Dataset items

----

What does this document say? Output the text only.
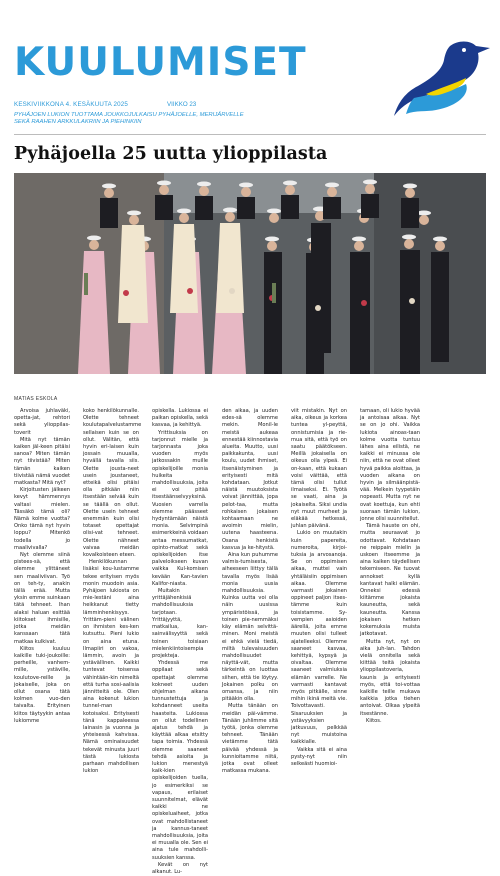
KUULUMISET
KESKIVIIKKONA 4. KESÄKUUTA 2025	VIIKKO 23
PYHÄJOEN LUKION TUOTTAMA JOUKKOJULKAISU PYHÄJOELLE, MERIJÄRVELLE
SEKÄ RAAHEN ARKKULAKRIIN JA PIEHINKIIN
Pyhäjoella 25 uutta ylioppilasta
MATIAS ESKOLA

Arvoisa juhlaväki, opetta-jat, rehtori sekä ylioppilas-toverit

Mitä nyt tämän kaiken jäl-keen pitäisi sanoa? Miten tämän nyt tiivistää? Miten tämän kaiken tiivistää nämä vuodet matkasta? Mitä nyt?

Kirjoitusten jälkeen kevyt hämmennys valtasi mielen. Tässäkö tämä oli? Nämä kolme vuotta? Onko tämä nyt hyvin loppu? Mitenkö todella jo maalivivalla?

Nyt olemme siinä pistees-sä, että olemme ylittäneet sen maaliviivan. Työ on teh-ty, anakin tällä erää. Mutta yksin emme suinkaan tätä tehneet. Ihan alaksi haluan esittää kiitokset ihmisille, jotka meidän kanssaan tätä matkaa kulkivat.

Kiitos kuuluu kaikille tuki-joukoille: perheille, vanhem-mille, ystäville, koulutove-reille ja jokaiselle, joka on ollut osana tätä kolmen vuo-den taivalta. Erityinen kiitos täytyykin antaa lukiomme

koko henkilökunnalle. Olette tehneet koulutapalvelustamme sellaisen kuin se on ollut. Välitän, että hyvin eri-laisen kuin jossain muualla, hyvällä tavalla siis. Olette jousta-neet usein joustaneet, etteikä olisi pitäisi olla pitkään niin itsestään selvää kuin se täällä on ollut. Olette usein tehneet enemmän kuin olisi totaset opettajat olisi-vat tehneet. Olette nähneet vaivaa meidän kovalkoisteen eteen.

Henkilökunnan lisäksi kou-lustamme tekee erityisen myös monin muodoin asia. Pyhäjoen lukiosta on mie-lestäni aina heikkanut tietty lämminhenkisyys. Yrittäm-pieni välinen on ihmisten kes-ken kutsuttu. Pieni lukio on aina etuna. Ilmapiiri on vakoa, lämmin, avoin ja ystävällinen. Kaikki tuntevat toisensa vähintään-kin nimeltä että turha sosi-aalisia jännitteitä ole. Olen aina kokenut lukion tunnel-man kotoisaksi. Erityisesti tänä kappaleessa lainasin ja vuonna ja yhteisessä kahvissa. Nämä ominaisuudet tekevät minusta juuri tästä lukiosta parhaan mahdollisen lukion

opiskella. Lukiossa ei paikan opiskella, sekä kasvaa, ja kehittyä.

Yrittisuksia on tarjonnut mielle ja tarjonnasta joka vuoden myös jatkossakin muille opiskelijoille monia huikeita mahdollisuuksia, joita ei voi pitää itsestäänselvyyksinä. Vuosien varrella olemme päässeet hydyntämään näistä monia. Selvimpinä esimerkkeinä voidaan antaa messumatkat, opinto-matkat sekä opiskelijoiden itse palveloikseen kuvan vaikka Kul-komisen kevään Kan-tavien Kalifor-niasta.

Muitakin yrittäjähenkisiä mahdollisuuksia tarjotaan. Yrittäjyyttä, matkailua, kan-sainvälisyyttä sekä toinen toisiaan mielenkiintoisempia projekteja.

Yhdessä me oppilaat sekä opettajat olemme kokneet uuden ohjelman aikana tunnustettuja ja kohdanneet useita haasteita. Lukiossa on ollut todellinen ajatus tehdä ja käyttää alkaa etsitty tapa toimia. Yhdessä olemme saaneet tehdä asioita ja lukion menestyä kaik-kien opiskelijoiden tuella, jo esimerkiksi se vapaus, erilaiset suunnitelmat, elävät kaikki ne opiskeluaiheet, jotka ovat mahdollistaneet ja kannus-taneet mahdollisuuksia, joita ei muualla ole. Sen ei aina tule mahdolli-suuksien kanssa.

Kevät on nyt alkanut. Lu-

den aikaa, ja uuden edes-sä olemme mekin. Monil-le meistä aukeaa ennestää kiinnostavia alueita. Muutto, uusi paikkakunta, uusi koulu, uudet ihmiset, itsenäistyminen ja erityisesti mitä kohdataan. Jotkut näistä muutoksista voivat jännittää, jopa pelot-taa, mutta rohkaisen jokaisen kohtaamaan ne avoimin mielin, uutena haasteena. Osana henkistä kasvua ja ke-hitystä.

Aina kun puhumme valmis-tumisesta, aiheeseen liittyy tällä tavalla myös lisää monia uusia mahdollisuuksia. Kuinka uutta voi olla näin uusissa ympäristöissä, ja toinen pie-nemmäksi käy elämän selvittä-minen. Moni meistä ei ehkä vielä tiedä, miltä tulevaisuuden mahdollisuudet näyttä-vät, mutta tärkeintä on luottaa siihen, että tie löytyy. Jokainen polku on omansa, ja niin pitääkin olla.

Mutta tänään on meidän päi-vämme. Tänään juhlimme sitä työtä, jonka olemme tehneet. Tänään vietämme tätä päivää yhdessä ja kunnioitamme niitä, jotka ovat olleet matkassa mukana.

viit mistakin. Nyt on aika, oikeus ja korkea tuntea yl-peyttä, onnistumisia ja rie-mua sitä, että työ on saatu päätökseen. Meillä jokaisella on oikeus olla ylpeä. Ei on-kaan, että kukaan voisi väittää, että tämä olisi tullut ilmaiseksi. Ei. Työtä se vaati, aina ja jokaiselta. Siksi undia nyt muut murheet ja eläkää hetkessä, juhlan päivänä.

Lukio on muutakin kuin papereita, numeroita, kirjoi-tuksia ja arvosanoja. Se on oppimisen aikaa, muttei vain yhtäläisiin oppimisen aikaa. Olemme varmasti jokainen oppineet paljon itses-tämme kuin toisistamme. Sy-vempien asioiden äärellä, joita emme muuten olisi tulleet ajatelleeksi. Olemme saaneet kasvaa, kehittyä, kypsyä ja oivaltaa. Olemme saaneet valmiuksia elämän varrelle. Ne varmasti kantavat myös pitkälle, sinne mihin ikinä meitä vie. Toivottavasti. Sisaruuksien ja ystävyyksien jatkuvuus, pelkkää nyt muistoina kaikkialle.

Vaikka sitä ei aina pysty-nyt niin selkeästi huomioi-

tamaan, oli lukio hyvää ja antoisaa aikaa. Nyt se on jo ohi. Vaikka lukiota ainoas-taan kolme vuotta tuntuu lähes aina eilistä, ne kaikki ei minussa ole niin, että ne ovat olleet hyvä paikka aloittaa, ja vuoden aikana on hyvin ja silmäänpistä-vää. Melkein tyypetäin nopeasti. Mutta nyt ne ovat koettuja, kun ehti suoraan tämän lukion, jonne olisi suunnitellut.

Tämä hauste on ohi, mutta seuraavat jo odottavat. Kohdataan ne reippain mielin ja uskoen itseemme ja aina kaiken täydellisen tekemiseen. Ne tuovat annokset kyllä kantavat halki elämän. Onneksi edessä kiitämme jokaista kauneutta, sekä kauneutta. Kanssa jokaisen hetken kokemuksia muista jatkotavat.

Mutta nyt, nyt on aika juh-lan. Tahdon vielä onnitella sekä kiittää teitä jokaista ylioppilastoveria, kaunis ja erityisesti myös, että toi-vottaa kaikille teille mukava kaikkia jotka tiehen antoivat. Olkaa ylpeitä itsestänne.

Kiitos.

----

- Your goal -
Copy in full each line that holds the word "Kiitos".

- Response -
Kiitos kuuluu kaikille tuki-joukoille: perheille, vanhem-mille, ystäville, koulutove-reille ja jokaiselle, joka on ollut osana tätä kolmen vuo-den taivalta. Erityinen kiitos täytyykin antaa lukiomme
Kiitos.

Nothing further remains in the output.